Input for this task:
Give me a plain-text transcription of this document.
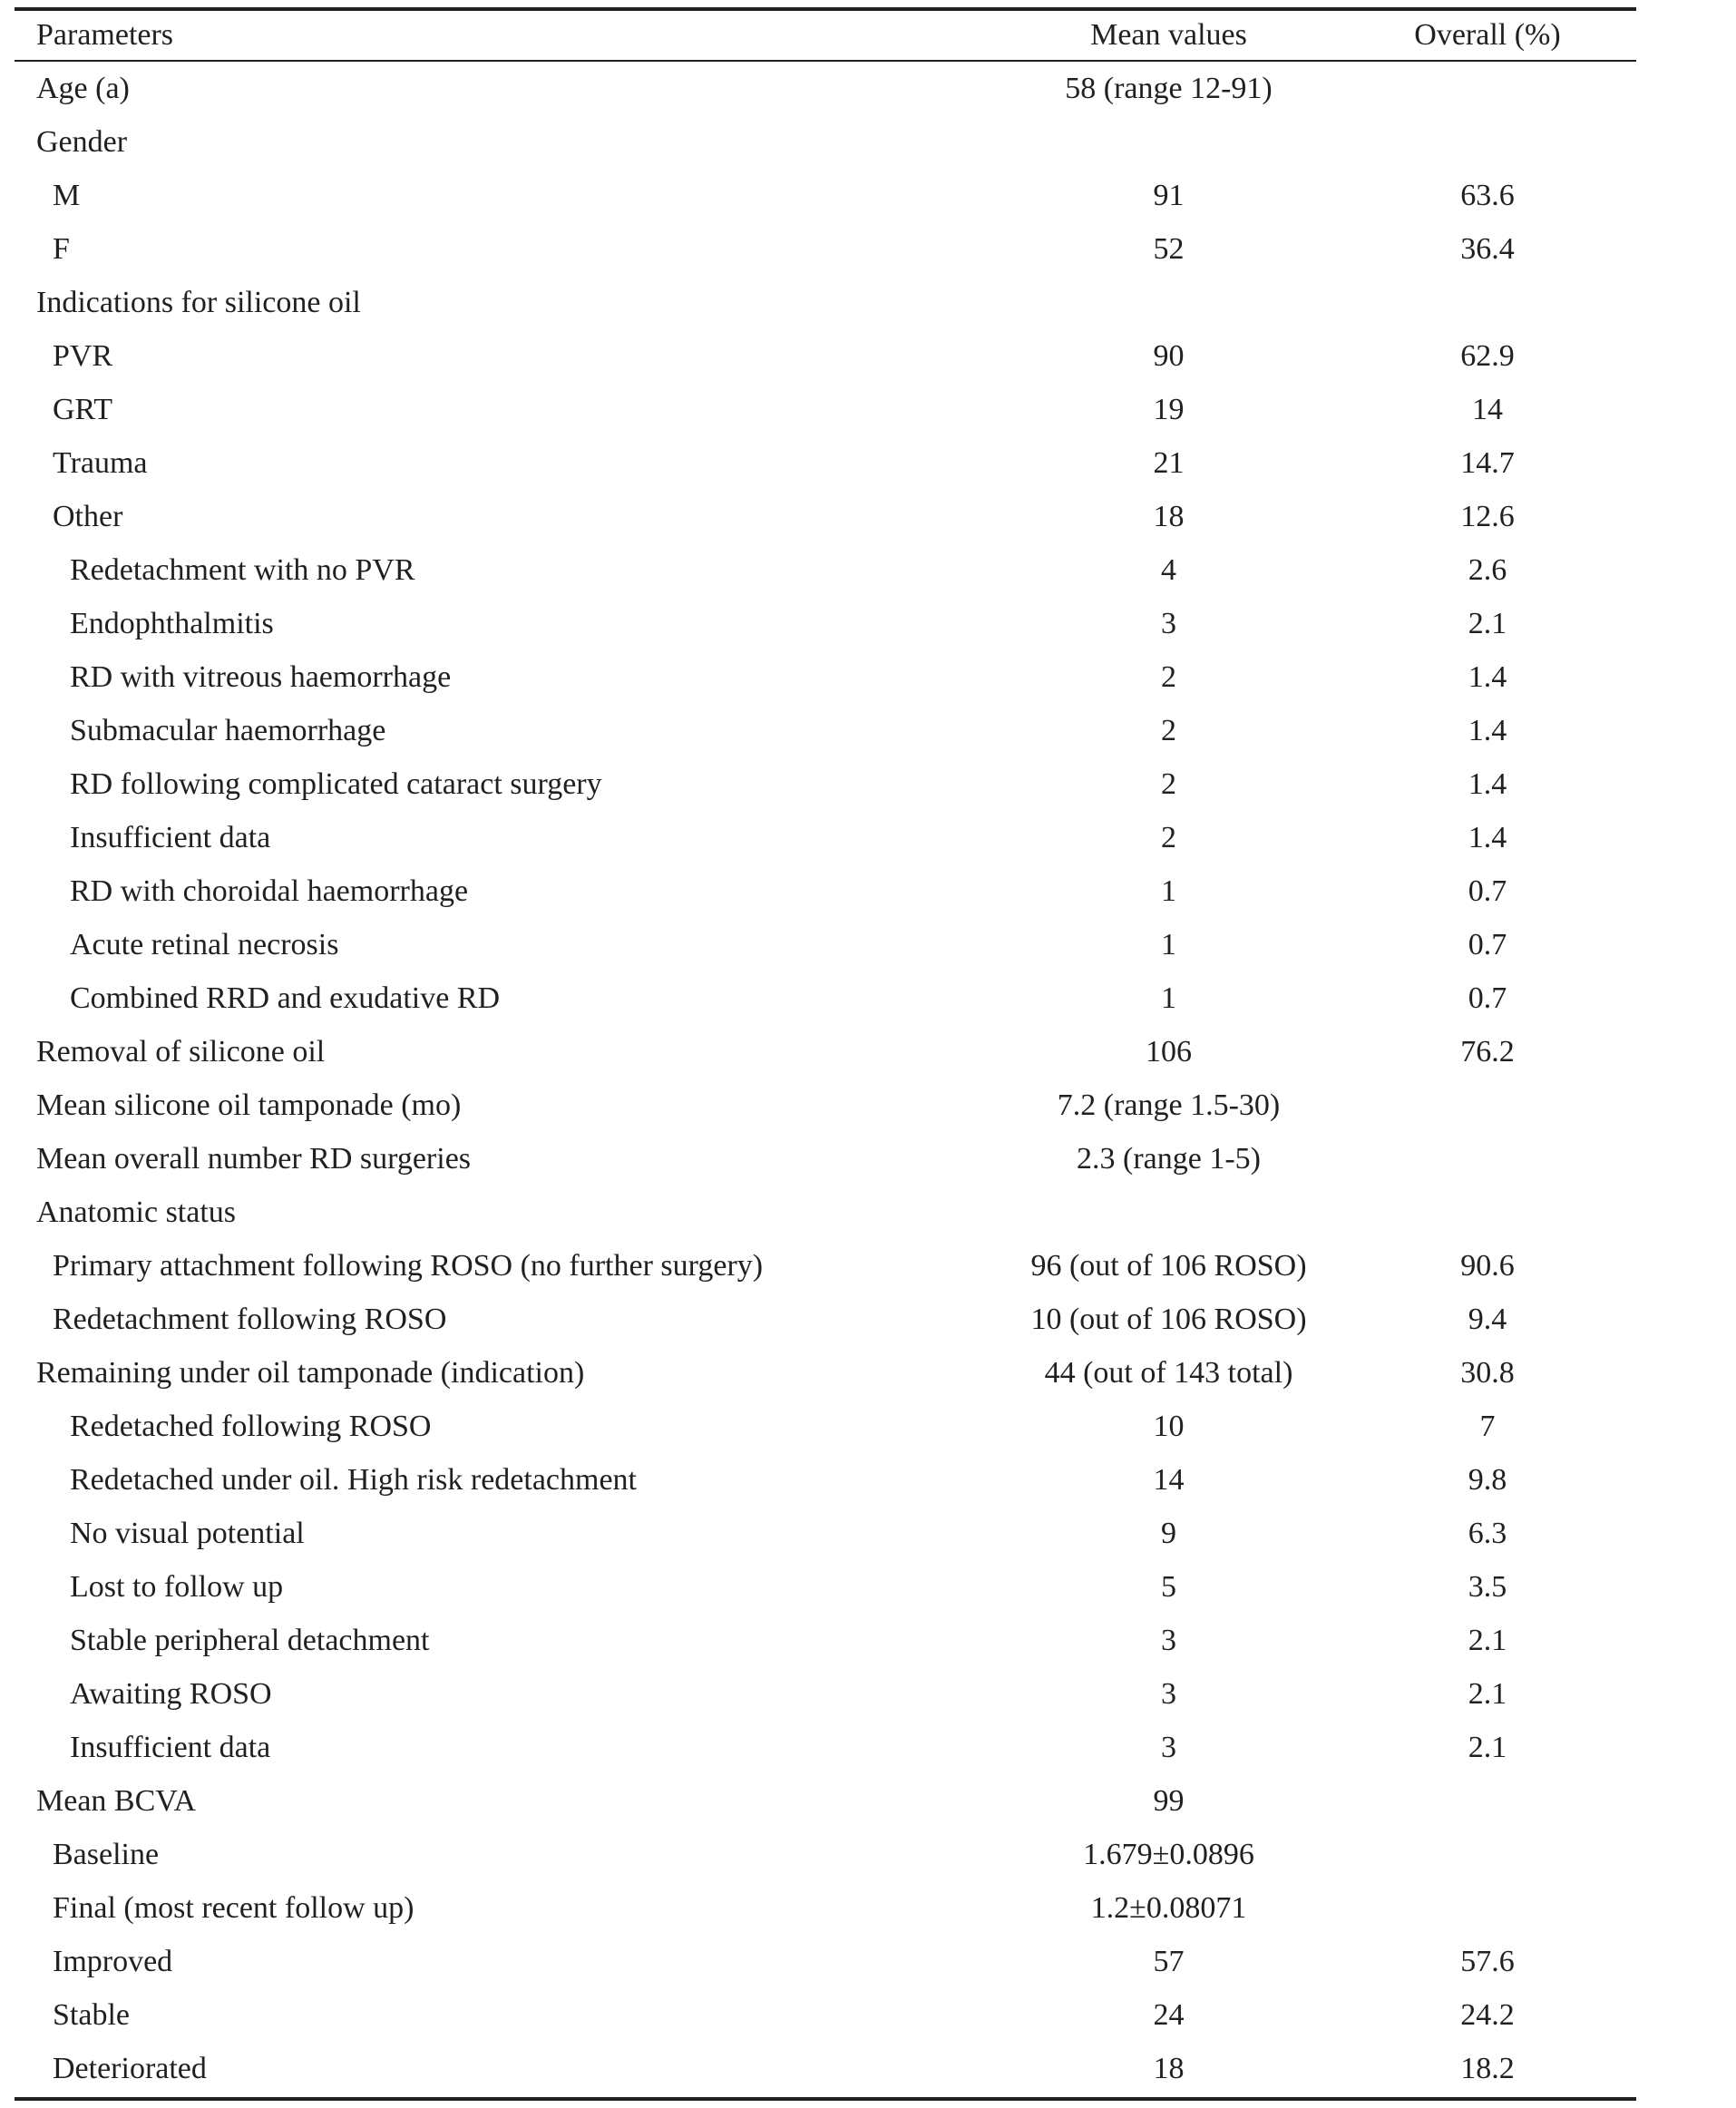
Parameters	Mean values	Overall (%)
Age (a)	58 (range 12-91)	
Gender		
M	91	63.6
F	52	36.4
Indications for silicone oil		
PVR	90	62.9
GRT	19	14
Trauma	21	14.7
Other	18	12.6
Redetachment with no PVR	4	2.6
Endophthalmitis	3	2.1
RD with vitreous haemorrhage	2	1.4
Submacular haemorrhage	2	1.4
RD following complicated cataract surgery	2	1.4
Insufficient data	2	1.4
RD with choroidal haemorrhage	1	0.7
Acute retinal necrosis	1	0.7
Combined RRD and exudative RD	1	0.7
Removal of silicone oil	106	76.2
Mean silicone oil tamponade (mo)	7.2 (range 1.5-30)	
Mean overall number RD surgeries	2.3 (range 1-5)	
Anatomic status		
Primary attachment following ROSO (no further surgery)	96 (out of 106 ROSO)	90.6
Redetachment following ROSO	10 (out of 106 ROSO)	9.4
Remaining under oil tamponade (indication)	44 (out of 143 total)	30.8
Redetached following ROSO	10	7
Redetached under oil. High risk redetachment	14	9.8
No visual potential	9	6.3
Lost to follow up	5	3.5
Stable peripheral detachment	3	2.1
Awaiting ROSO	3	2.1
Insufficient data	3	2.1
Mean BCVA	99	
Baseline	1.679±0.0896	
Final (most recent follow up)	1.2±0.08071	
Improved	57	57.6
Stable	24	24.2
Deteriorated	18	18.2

Brief:
Quote every line word for word and keep the images out of the copy.

Correct result:
Give me a plain-text transcription of this document.
Parameters	Mean values	Overall (%)
Age (a)	58 (range 12-91)	
Gender		
M	91	63.6
F	52	36.4
Indications for silicone oil		
PVR	90	62.9
GRT	19	14
Trauma	21	14.7
Other	18	12.6
Redetachment with no PVR	4	2.6
Endophthalmitis	3	2.1
RD with vitreous haemorrhage	2	1.4
Submacular haemorrhage	2	1.4
RD following complicated cataract surgery	2	1.4
Insufficient data	2	1.4
RD with choroidal haemorrhage	1	0.7
Acute retinal necrosis	1	0.7
Combined RRD and exudative RD	1	0.7
Removal of silicone oil	106	76.2
Mean silicone oil tamponade (mo)	7.2 (range 1.5-30)	
Mean overall number RD surgeries	2.3 (range 1-5)	
Anatomic status		
Primary attachment following ROSO (no further surgery)	96 (out of 106 ROSO)	90.6
Redetachment following ROSO	10 (out of 106 ROSO)	9.4
Remaining under oil tamponade (indication)	44 (out of 143 total)	30.8
Redetached following ROSO	10	7
Redetached under oil. High risk redetachment	14	9.8
No visual potential	9	6.3
Lost to follow up	5	3.5
Stable peripheral detachment	3	2.1
Awaiting ROSO	3	2.1
Insufficient data	3	2.1
Mean BCVA	99	
Baseline	1.679±0.0896	
Final (most recent follow up)	1.2±0.08071	
Improved	57	57.6
Stable	24	24.2
Deteriorated	18	18.2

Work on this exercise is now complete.